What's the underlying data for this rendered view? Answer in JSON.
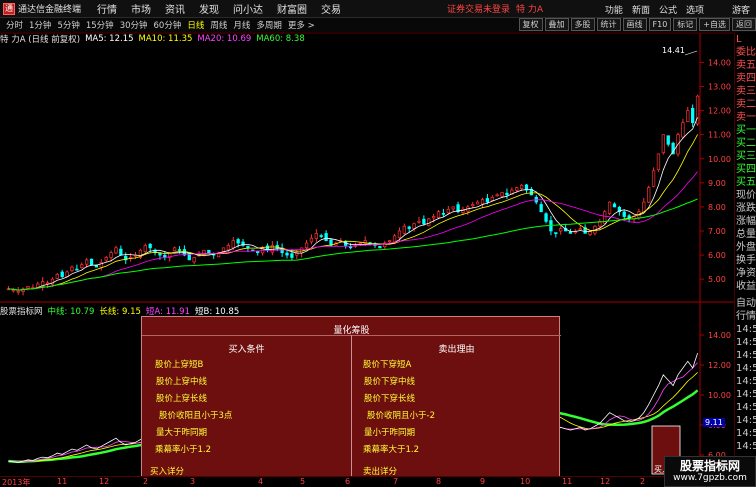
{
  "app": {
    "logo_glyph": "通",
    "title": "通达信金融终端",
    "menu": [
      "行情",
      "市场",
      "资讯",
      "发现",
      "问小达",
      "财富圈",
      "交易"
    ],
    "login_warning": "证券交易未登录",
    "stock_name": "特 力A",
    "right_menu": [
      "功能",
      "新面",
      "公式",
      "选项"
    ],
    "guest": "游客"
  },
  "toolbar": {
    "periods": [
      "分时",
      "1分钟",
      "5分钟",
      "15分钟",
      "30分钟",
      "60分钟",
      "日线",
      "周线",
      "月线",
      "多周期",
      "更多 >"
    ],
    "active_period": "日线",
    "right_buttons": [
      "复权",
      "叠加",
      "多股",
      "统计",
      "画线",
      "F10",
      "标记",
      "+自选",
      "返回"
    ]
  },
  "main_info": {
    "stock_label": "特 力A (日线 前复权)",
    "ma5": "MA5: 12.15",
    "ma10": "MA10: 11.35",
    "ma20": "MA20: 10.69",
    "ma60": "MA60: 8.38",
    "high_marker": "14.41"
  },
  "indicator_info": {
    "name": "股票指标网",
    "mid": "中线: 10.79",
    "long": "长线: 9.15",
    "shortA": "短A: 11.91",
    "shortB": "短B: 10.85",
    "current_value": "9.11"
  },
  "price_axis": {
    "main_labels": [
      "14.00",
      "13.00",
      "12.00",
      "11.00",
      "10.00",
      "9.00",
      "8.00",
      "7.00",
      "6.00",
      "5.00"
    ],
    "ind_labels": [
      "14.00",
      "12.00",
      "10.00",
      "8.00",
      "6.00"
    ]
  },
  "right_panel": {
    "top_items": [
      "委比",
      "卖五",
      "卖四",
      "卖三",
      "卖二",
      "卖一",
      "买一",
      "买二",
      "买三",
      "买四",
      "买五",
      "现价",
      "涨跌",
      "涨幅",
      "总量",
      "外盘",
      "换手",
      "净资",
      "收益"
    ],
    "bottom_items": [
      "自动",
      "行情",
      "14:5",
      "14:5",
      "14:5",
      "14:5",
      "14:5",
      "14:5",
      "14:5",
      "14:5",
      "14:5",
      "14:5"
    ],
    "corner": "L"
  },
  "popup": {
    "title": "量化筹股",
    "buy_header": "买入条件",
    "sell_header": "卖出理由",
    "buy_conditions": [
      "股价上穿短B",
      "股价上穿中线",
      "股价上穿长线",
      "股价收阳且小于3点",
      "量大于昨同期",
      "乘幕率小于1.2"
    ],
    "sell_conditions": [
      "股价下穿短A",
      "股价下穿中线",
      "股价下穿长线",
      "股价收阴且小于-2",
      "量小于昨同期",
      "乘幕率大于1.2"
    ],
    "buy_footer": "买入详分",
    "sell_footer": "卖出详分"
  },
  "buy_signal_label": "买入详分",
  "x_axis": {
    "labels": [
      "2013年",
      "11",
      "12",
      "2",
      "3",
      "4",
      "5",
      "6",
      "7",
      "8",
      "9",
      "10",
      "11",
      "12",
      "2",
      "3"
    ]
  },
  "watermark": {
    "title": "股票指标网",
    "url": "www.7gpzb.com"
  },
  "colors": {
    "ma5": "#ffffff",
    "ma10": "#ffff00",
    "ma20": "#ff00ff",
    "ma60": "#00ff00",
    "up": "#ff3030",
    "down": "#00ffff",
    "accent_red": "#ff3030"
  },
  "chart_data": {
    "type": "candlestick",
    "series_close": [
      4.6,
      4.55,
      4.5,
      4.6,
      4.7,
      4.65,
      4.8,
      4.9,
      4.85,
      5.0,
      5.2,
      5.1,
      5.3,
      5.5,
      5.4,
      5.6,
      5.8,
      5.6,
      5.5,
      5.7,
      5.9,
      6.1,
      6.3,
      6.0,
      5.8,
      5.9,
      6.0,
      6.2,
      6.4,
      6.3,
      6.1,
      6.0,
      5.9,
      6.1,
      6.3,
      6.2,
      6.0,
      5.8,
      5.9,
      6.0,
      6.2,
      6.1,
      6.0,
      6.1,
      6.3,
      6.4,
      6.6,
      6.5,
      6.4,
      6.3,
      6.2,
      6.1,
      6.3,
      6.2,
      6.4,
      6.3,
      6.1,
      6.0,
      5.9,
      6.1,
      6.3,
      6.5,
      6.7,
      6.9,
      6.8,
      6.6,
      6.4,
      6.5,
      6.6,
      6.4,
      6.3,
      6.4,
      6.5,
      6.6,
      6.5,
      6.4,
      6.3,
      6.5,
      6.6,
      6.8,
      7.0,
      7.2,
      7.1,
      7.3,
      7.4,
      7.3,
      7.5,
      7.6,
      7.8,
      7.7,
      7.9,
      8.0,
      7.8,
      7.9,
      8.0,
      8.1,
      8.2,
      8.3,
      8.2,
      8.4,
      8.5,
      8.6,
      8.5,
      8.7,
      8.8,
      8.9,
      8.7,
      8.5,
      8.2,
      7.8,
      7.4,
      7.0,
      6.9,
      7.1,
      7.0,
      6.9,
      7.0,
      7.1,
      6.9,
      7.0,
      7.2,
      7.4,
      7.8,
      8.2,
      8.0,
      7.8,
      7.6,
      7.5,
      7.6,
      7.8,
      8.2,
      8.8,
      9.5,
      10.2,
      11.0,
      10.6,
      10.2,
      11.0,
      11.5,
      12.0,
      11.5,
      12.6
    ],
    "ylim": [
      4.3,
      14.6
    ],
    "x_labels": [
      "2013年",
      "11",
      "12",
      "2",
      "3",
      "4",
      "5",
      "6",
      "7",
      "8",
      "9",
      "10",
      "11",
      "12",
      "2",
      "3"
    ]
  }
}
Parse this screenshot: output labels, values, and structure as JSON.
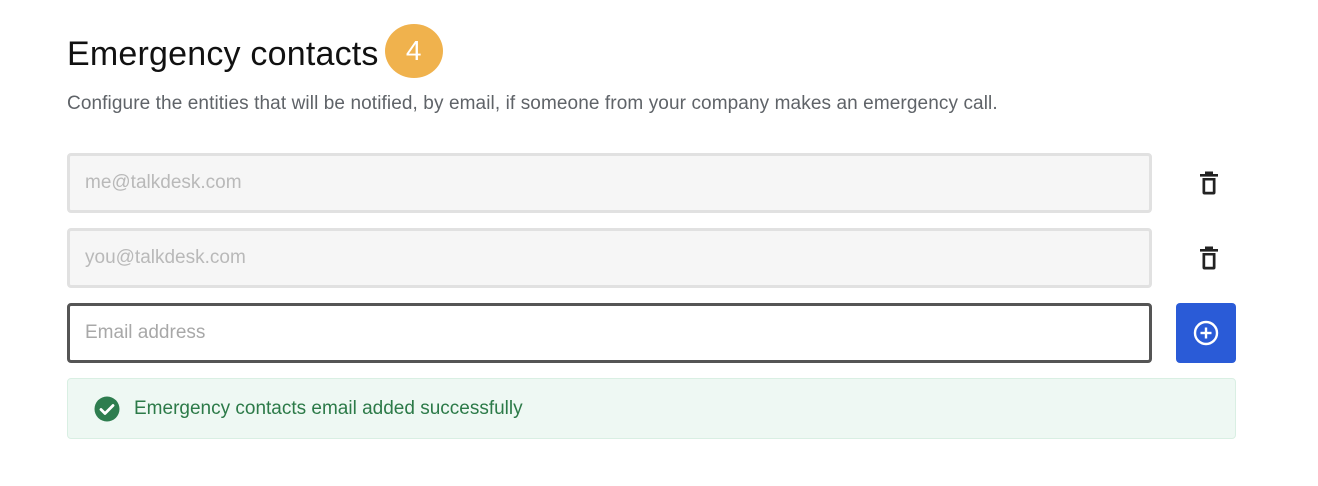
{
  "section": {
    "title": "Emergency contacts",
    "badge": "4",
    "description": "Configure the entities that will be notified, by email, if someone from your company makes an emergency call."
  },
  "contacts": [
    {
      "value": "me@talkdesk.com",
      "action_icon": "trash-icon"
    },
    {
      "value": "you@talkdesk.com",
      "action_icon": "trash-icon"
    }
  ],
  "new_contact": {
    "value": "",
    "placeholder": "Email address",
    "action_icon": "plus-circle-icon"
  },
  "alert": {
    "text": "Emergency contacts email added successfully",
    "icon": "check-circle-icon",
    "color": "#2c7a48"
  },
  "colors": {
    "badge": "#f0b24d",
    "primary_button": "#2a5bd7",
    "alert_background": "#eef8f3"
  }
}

...

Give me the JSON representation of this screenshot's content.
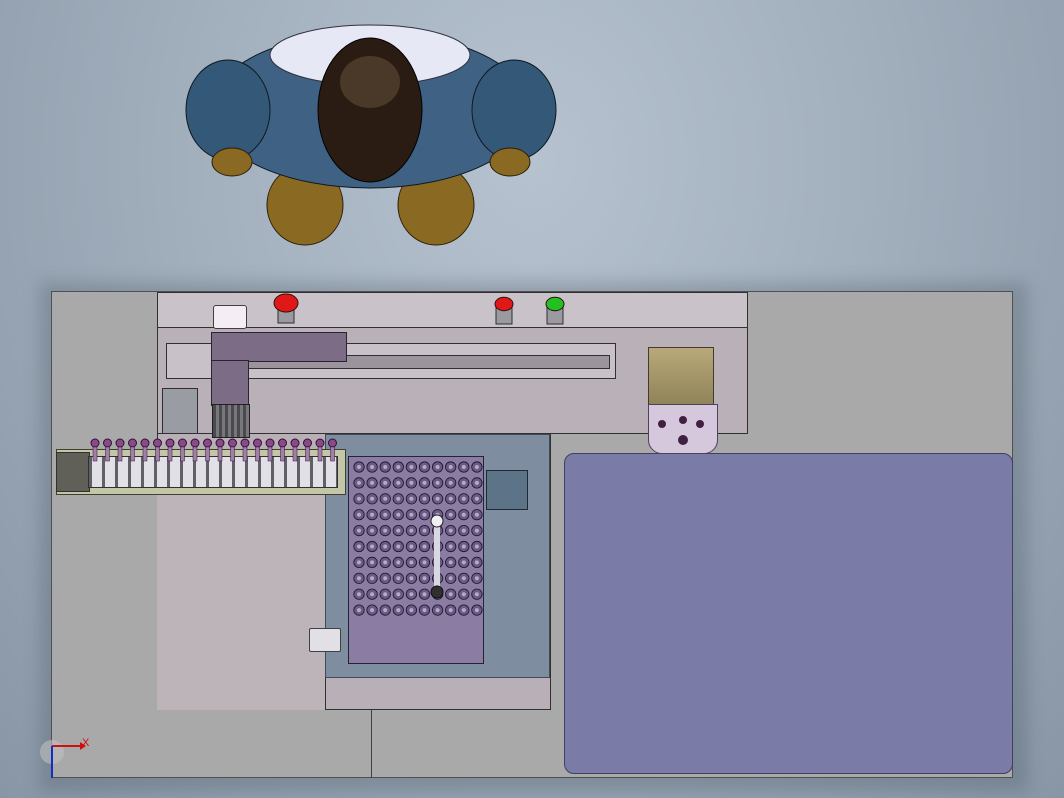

---

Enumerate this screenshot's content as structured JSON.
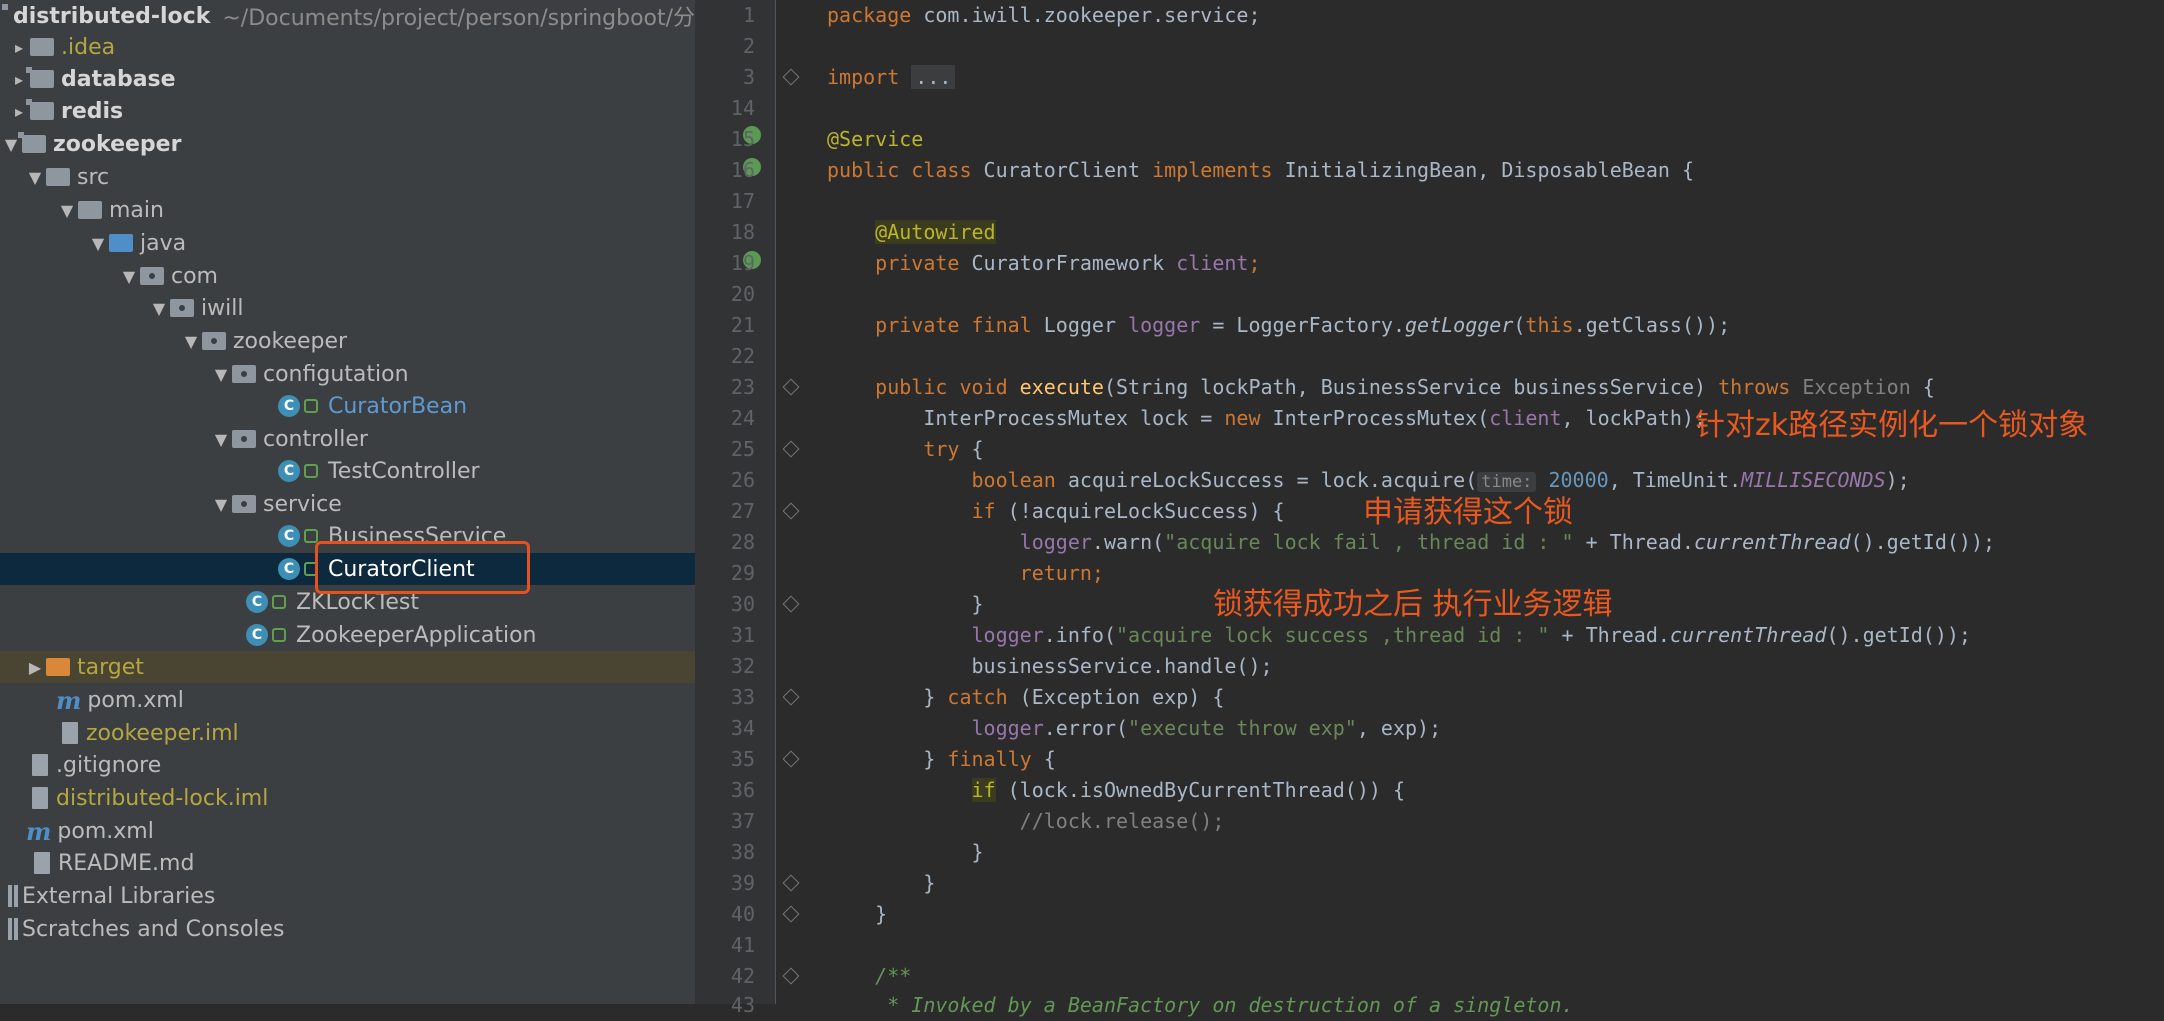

Task statement | For this exercise, gather every line of the data that contains the word "content".

Reply to the task |
Give me the JSON representation of this screenshot's content.
Enumerate this screenshot's content as structured JSON.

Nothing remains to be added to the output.